(Data entries)
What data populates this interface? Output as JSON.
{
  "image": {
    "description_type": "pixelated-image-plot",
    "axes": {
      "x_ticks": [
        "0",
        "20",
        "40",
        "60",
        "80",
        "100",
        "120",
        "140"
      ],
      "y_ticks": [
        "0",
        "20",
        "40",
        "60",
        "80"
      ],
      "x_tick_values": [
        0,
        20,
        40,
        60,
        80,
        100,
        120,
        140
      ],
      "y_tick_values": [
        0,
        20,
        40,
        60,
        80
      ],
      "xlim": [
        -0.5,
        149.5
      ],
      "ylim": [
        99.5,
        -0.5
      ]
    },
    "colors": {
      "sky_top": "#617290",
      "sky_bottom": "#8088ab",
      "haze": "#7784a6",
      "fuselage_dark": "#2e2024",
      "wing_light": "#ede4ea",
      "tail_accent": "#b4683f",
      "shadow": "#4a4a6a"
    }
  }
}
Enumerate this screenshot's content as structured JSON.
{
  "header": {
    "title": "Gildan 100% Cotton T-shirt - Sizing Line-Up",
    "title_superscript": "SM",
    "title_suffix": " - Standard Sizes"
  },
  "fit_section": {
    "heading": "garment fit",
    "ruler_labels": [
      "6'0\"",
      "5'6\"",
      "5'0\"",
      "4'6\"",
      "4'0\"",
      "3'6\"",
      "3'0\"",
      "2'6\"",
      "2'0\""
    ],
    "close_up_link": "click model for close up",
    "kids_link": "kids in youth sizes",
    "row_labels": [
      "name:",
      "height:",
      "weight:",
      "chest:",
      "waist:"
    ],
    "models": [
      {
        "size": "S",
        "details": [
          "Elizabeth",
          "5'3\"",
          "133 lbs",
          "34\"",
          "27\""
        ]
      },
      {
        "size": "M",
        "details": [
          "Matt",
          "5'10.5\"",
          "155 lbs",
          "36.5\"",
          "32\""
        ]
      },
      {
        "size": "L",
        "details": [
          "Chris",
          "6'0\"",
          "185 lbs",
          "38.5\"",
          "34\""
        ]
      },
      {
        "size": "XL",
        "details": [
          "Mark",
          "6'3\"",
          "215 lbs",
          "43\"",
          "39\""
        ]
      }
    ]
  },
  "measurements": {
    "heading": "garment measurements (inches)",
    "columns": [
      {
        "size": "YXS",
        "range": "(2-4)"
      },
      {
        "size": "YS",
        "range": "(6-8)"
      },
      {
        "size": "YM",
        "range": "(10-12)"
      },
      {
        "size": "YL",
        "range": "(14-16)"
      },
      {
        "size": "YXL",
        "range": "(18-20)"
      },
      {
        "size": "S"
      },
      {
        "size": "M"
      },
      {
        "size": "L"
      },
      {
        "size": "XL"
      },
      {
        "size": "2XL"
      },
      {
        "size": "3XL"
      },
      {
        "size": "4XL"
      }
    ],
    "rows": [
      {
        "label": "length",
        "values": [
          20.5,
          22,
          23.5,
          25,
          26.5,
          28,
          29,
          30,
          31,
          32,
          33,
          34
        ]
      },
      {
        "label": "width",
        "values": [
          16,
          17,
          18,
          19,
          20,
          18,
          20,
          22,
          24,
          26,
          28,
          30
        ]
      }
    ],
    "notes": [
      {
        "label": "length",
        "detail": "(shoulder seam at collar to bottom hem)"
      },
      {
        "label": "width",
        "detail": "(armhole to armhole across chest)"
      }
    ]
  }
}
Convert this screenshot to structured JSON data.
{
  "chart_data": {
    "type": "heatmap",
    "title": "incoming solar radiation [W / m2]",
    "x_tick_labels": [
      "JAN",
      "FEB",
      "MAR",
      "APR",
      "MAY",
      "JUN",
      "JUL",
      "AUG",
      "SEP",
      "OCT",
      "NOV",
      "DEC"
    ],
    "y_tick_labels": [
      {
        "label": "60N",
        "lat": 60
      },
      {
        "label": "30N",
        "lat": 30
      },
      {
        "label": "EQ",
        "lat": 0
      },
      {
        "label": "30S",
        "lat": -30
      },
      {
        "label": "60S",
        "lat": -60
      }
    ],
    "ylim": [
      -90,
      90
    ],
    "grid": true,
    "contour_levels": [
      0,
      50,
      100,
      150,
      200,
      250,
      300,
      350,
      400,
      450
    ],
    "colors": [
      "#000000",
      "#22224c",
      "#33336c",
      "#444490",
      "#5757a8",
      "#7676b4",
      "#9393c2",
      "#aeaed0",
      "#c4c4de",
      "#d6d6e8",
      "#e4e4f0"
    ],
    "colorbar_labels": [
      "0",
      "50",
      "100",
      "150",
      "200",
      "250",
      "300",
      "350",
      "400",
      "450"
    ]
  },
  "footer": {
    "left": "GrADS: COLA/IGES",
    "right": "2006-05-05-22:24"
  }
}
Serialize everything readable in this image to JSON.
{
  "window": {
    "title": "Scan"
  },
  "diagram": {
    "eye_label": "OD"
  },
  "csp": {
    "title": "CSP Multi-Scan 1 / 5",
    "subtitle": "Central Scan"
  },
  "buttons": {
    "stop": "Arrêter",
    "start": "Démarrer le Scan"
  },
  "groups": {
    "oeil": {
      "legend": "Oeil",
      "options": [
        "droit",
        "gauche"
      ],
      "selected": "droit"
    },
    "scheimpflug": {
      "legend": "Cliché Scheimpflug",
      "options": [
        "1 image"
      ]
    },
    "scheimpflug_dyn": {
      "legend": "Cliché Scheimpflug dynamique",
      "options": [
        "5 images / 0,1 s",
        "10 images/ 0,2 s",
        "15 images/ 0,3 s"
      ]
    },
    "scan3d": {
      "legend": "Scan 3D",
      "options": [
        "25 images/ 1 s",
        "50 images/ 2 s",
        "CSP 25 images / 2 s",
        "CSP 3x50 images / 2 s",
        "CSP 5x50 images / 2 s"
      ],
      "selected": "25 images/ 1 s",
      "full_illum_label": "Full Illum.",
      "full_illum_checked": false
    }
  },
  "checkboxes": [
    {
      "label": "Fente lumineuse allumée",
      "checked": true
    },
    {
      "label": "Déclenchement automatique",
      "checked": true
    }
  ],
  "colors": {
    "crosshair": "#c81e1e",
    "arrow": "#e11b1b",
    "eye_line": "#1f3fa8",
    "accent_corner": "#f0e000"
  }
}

## Set exercise
In the material above, show every line where the word "garment" turns up.

## Result of this exercise
    "heading": "garment fit",
    "heading": "garment measurements (inches)",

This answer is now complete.